▸ Objective
Repeat, exactly and in full, the lines of the listing below, but without any pictures.

▸ Record extracts
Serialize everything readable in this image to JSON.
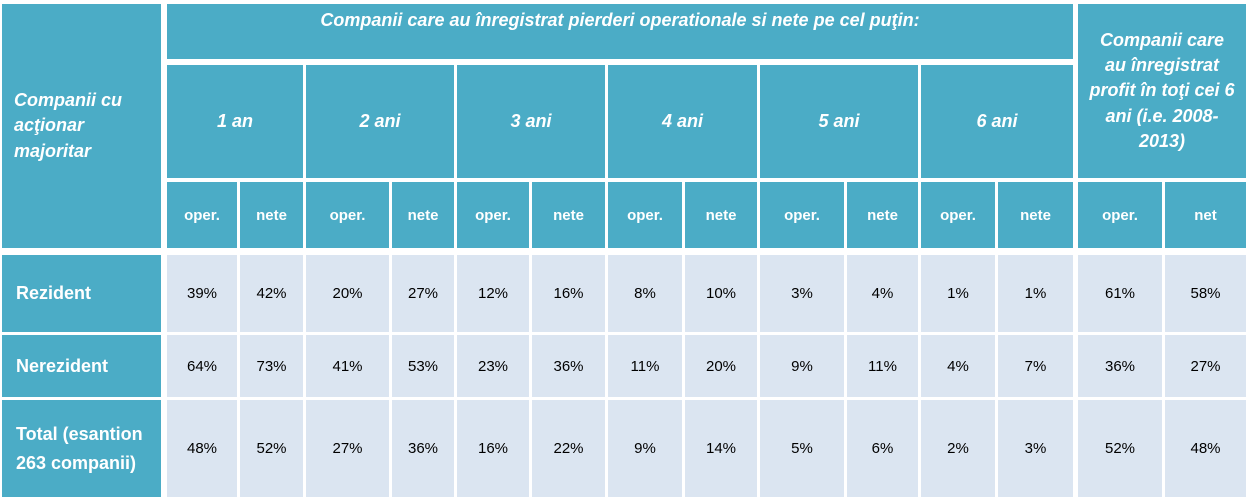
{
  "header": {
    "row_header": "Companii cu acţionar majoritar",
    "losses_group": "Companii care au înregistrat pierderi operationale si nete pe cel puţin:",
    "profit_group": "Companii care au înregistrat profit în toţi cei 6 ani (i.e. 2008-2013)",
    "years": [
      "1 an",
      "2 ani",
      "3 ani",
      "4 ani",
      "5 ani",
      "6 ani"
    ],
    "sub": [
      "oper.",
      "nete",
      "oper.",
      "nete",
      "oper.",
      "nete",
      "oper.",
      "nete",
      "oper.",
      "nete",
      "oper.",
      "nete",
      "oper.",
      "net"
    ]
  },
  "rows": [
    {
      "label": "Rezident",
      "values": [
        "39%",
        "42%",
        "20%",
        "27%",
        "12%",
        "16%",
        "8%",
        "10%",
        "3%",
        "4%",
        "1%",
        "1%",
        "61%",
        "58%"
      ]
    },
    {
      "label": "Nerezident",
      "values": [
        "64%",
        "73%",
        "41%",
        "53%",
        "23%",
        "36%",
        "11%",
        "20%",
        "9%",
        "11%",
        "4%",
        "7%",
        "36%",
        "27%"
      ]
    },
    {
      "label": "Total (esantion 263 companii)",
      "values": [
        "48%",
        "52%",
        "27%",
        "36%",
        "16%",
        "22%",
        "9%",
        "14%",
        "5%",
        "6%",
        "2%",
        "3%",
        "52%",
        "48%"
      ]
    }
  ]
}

▸ Response
Serialize everything readable in this image to JSON.
{
  "header": {
    "row_header": "Companii cu acţionar majoritar",
    "losses_group": "Companii care au înregistrat pierderi operationale si nete pe cel puţin:",
    "profit_group": "Companii care au înregistrat profit în toţi cei 6 ani (i.e. 2008-2013)",
    "years": [
      "1 an",
      "2 ani",
      "3 ani",
      "4 ani",
      "5 ani",
      "6 ani"
    ],
    "sub": [
      "oper.",
      "nete",
      "oper.",
      "nete",
      "oper.",
      "nete",
      "oper.",
      "nete",
      "oper.",
      "nete",
      "oper.",
      "nete",
      "oper.",
      "net"
    ]
  },
  "rows": [
    {
      "label": "Rezident",
      "values": [
        "39%",
        "42%",
        "20%",
        "27%",
        "12%",
        "16%",
        "8%",
        "10%",
        "3%",
        "4%",
        "1%",
        "1%",
        "61%",
        "58%"
      ]
    },
    {
      "label": "Nerezident",
      "values": [
        "64%",
        "73%",
        "41%",
        "53%",
        "23%",
        "36%",
        "11%",
        "20%",
        "9%",
        "11%",
        "4%",
        "7%",
        "36%",
        "27%"
      ]
    },
    {
      "label": "Total (esantion 263 companii)",
      "values": [
        "48%",
        "52%",
        "27%",
        "36%",
        "16%",
        "22%",
        "9%",
        "14%",
        "5%",
        "6%",
        "2%",
        "3%",
        "52%",
        "48%"
      ]
    }
  ]
}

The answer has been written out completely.